Dataset content:
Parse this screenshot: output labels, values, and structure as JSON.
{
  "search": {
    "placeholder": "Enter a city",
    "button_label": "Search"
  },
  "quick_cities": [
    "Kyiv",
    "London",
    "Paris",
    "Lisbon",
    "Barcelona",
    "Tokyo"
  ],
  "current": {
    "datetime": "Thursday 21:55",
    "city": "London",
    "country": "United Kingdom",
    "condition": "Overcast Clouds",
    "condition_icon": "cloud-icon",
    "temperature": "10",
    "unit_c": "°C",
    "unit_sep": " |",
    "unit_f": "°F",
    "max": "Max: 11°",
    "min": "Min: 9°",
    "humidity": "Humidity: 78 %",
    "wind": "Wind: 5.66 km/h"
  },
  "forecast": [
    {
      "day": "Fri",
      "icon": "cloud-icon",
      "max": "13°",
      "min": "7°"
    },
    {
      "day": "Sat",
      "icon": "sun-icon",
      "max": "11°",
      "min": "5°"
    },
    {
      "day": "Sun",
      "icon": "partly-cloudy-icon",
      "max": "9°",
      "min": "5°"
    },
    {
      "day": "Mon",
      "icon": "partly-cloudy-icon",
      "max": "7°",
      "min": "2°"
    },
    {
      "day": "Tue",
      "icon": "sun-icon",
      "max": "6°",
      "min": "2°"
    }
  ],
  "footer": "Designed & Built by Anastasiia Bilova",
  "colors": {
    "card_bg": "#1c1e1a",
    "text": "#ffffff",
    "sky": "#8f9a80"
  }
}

--

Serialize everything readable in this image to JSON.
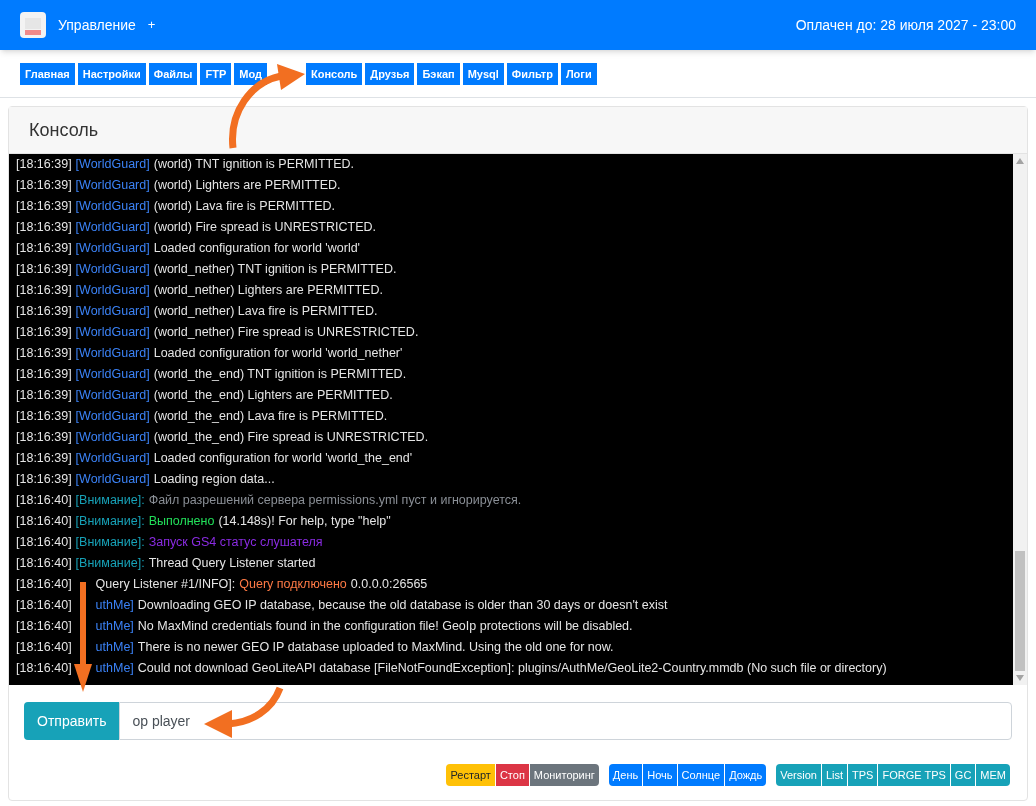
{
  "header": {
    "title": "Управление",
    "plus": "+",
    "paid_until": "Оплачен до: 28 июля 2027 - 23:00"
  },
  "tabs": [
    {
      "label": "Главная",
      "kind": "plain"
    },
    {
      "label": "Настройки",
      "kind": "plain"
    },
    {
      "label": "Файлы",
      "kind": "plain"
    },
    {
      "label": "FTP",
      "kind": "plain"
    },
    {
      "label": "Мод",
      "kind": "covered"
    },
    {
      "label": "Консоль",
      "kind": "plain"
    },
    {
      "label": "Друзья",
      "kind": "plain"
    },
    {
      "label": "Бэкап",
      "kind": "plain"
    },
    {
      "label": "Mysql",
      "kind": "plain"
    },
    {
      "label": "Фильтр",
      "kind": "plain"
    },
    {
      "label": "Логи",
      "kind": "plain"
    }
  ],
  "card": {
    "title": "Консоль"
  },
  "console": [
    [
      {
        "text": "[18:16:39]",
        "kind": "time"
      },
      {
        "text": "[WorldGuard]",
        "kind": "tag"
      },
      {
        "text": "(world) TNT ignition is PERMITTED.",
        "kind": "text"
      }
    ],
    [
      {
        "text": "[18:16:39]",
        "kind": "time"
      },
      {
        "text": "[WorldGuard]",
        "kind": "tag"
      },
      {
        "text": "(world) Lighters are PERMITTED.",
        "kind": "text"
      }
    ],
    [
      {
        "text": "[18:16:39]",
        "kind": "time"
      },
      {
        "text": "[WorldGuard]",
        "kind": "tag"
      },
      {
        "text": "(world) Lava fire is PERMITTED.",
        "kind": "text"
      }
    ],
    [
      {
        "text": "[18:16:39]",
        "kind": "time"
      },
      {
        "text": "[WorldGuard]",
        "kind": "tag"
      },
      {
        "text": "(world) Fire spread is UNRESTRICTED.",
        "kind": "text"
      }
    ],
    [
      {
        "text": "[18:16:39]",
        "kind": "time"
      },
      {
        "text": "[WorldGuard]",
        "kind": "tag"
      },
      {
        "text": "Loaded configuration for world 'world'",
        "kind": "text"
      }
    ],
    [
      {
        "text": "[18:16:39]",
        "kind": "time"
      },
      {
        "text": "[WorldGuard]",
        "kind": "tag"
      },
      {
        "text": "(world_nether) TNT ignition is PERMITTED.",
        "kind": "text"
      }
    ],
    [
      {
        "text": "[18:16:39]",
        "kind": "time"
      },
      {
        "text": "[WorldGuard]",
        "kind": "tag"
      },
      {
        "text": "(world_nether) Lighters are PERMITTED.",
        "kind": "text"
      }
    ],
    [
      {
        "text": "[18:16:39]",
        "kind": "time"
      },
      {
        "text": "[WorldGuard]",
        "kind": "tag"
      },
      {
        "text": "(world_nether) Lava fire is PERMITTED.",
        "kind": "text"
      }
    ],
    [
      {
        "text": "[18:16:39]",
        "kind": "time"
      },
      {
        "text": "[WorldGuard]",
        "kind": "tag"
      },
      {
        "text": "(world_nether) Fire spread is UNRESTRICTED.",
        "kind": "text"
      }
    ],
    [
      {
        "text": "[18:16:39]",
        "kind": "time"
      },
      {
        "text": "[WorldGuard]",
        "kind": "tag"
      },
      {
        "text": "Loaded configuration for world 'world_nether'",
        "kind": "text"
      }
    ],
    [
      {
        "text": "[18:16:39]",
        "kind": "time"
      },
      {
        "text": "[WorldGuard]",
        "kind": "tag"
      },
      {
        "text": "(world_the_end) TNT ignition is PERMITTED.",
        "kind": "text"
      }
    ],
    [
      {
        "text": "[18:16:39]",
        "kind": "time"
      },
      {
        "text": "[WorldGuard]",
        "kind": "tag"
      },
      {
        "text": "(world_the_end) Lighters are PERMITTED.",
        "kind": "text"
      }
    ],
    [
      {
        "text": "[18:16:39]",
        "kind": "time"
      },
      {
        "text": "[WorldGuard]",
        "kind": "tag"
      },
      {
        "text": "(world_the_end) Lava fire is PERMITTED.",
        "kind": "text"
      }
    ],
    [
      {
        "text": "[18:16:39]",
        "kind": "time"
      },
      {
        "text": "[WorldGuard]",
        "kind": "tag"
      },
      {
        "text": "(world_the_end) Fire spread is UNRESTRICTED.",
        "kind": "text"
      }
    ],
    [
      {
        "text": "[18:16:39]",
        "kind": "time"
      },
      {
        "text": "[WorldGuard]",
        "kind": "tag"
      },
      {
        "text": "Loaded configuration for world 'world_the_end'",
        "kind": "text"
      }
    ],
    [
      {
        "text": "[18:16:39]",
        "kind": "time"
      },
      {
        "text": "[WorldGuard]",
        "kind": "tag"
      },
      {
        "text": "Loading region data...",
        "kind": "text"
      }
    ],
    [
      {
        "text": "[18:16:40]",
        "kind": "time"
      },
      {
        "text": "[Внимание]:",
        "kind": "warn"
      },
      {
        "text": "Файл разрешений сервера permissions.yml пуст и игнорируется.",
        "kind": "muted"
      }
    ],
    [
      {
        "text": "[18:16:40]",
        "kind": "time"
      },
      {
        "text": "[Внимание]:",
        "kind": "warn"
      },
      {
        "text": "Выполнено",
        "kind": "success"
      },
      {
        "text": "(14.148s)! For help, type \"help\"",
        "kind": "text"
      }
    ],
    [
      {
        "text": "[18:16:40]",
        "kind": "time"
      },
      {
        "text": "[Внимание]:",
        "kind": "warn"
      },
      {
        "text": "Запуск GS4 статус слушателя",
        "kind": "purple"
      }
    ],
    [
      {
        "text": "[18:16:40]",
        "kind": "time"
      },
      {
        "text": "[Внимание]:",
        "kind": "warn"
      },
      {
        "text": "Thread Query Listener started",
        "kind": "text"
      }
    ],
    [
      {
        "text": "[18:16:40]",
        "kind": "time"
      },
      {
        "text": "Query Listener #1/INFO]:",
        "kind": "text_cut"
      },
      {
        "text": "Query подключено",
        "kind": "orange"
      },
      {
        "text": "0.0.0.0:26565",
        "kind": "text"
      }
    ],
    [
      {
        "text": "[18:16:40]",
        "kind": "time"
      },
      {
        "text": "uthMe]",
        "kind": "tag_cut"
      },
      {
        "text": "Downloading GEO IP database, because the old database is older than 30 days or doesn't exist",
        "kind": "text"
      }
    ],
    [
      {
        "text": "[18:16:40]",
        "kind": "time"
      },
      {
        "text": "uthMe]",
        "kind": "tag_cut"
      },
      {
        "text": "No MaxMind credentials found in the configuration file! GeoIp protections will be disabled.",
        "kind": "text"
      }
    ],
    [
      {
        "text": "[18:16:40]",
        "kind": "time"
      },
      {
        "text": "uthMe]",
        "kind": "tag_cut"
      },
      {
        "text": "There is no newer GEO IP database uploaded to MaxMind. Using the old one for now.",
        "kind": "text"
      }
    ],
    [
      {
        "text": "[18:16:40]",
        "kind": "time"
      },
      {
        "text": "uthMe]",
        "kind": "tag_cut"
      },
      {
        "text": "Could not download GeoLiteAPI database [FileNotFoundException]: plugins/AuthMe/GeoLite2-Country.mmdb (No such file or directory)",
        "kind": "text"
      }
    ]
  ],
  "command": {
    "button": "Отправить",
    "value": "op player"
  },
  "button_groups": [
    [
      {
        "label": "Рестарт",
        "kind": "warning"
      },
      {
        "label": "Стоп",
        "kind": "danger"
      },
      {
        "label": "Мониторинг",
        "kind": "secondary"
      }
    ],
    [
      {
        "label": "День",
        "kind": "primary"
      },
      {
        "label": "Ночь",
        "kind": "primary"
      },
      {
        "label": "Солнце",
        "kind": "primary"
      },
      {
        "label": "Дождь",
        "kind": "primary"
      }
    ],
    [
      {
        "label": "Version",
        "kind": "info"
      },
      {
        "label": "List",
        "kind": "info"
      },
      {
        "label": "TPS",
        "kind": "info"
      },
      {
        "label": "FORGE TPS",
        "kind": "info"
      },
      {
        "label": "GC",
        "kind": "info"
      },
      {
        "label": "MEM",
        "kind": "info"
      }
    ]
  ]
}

What to do: Find every line of the data that holds the string "city", then say how many there are and nothing else.

Solution for this task: 2